▶ Data records
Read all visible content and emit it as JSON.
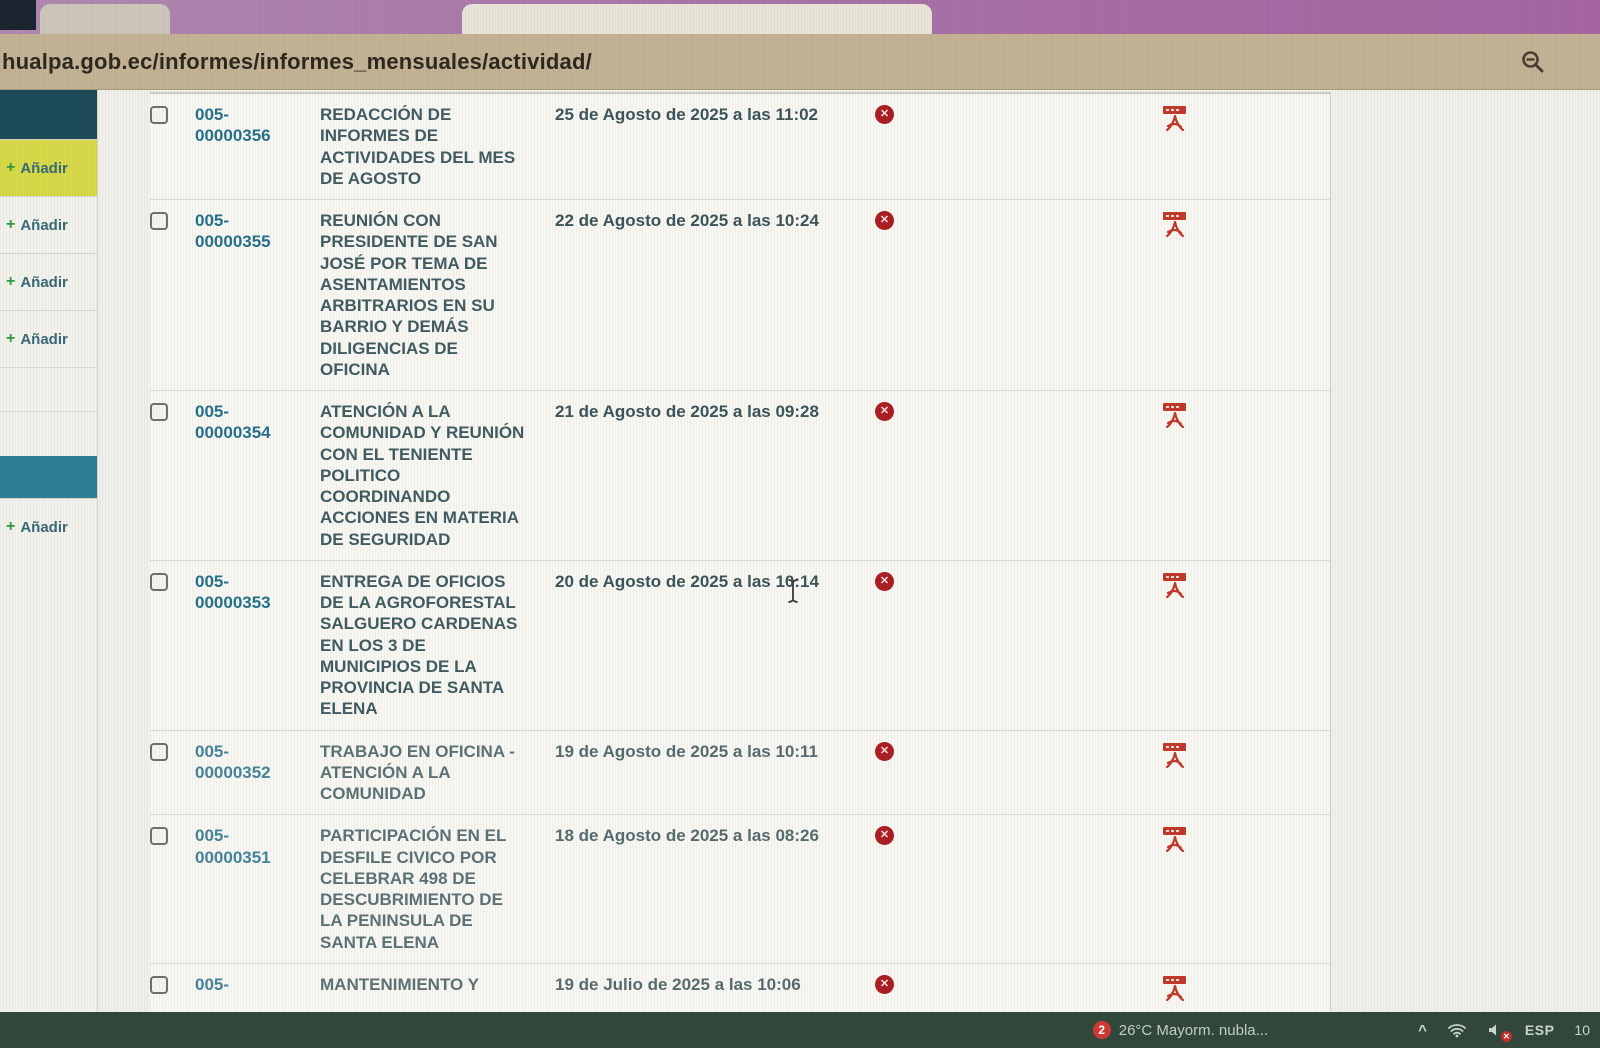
{
  "browser": {
    "url": "hualpa.gob.ec/informes/informes_mensuales/actividad/"
  },
  "sidebar": {
    "items": [
      {
        "type": "header-dark"
      },
      {
        "type": "add",
        "label": "Añadir",
        "highlight": true
      },
      {
        "type": "add",
        "label": "Añadir",
        "highlight": false
      },
      {
        "type": "add",
        "label": "Añadir",
        "highlight": false
      },
      {
        "type": "add",
        "label": "Añadir",
        "highlight": false
      },
      {
        "type": "spacer"
      },
      {
        "type": "spacer"
      },
      {
        "type": "header-light"
      },
      {
        "type": "add",
        "label": "Añadir",
        "highlight": false
      }
    ],
    "plus_glyph": "+"
  },
  "table": {
    "rows": [
      {
        "id": "005-00000356",
        "description": "REDACCIÓN DE INFORMES DE ACTIVIDADES DEL MES DE AGOSTO",
        "date": "25 de Agosto de 2025 a las 11:02",
        "bool_false": true,
        "pdf": true
      },
      {
        "id": "005-00000355",
        "description": "REUNIÓN CON PRESIDENTE DE SAN JOSÉ POR TEMA DE ASENTAMIENTOS ARBITRARIOS EN SU BARRIO Y DEMÁS DILIGENCIAS DE OFICINA",
        "date": "22 de Agosto de 2025 a las 10:24",
        "bool_false": true,
        "pdf": true
      },
      {
        "id": "005-00000354",
        "description": "ATENCIÓN A LA COMUNIDAD Y REUNIÓN CON EL TENIENTE POLITICO COORDINANDO ACCIONES EN MATERIA DE SEGURIDAD",
        "date": "21 de Agosto de 2025 a las 09:28",
        "bool_false": true,
        "pdf": true
      },
      {
        "id": "005-00000353",
        "description": "ENTREGA DE OFICIOS DE LA AGROFORESTAL SALGUERO CARDENAS EN LOS 3 DE MUNICIPIOS DE LA PROVINCIA DE SANTA ELENA",
        "date": "20 de Agosto de 2025 a las 10:14",
        "bool_false": true,
        "pdf": true
      },
      {
        "id": "005-00000352",
        "description": "TRABAJO EN OFICINA - ATENCIÓN A LA COMUNIDAD",
        "date": "19 de Agosto de 2025 a las 10:11",
        "bool_false": true,
        "pdf": true
      },
      {
        "id": "005-00000351",
        "description": "PARTICIPACIÓN EN EL DESFILE CIVICO POR CELEBRAR 498 DE DESCUBRIMIENTO DE LA PENINSULA DE SANTA ELENA",
        "date": "18 de Agosto de 2025 a las 08:26",
        "bool_false": true,
        "pdf": true
      },
      {
        "id": "005-",
        "description": "MANTENIMIENTO Y",
        "date": "19 de Julio de 2025 a las 10:06",
        "bool_false": true,
        "pdf": true
      }
    ],
    "bool_false_glyph": "✕"
  },
  "taskbar": {
    "badge_count": "2",
    "weather": "26°C  Mayorm. nubla...",
    "chevron": "^",
    "language": "ESP",
    "time": "10"
  },
  "colors": {
    "accent_teal_dark": "#1d4b57",
    "accent_teal_light": "#2f7f99",
    "link_teal": "#26718a",
    "highlight_yellow": "#d7d949",
    "bool_false_red": "#aa1f23",
    "pdf_red": "#c0392b",
    "chrome_purple": "#a874a8",
    "urlbar_tan": "#c3b294",
    "taskbar_green": "#32483b"
  }
}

▶ Work to complete
Find every line that has "ATENCIÓN" in it, then return those lines.

▶ Response for this exercise
        "description": "ATENCIÓN A LA COMUNIDAD Y REUNIÓN CON EL TENIENTE POLITICO COORDINANDO ACCIONES EN MATERIA DE SEGURIDAD",
        "description": "TRABAJO EN OFICINA - ATENCIÓN A LA COMUNIDAD",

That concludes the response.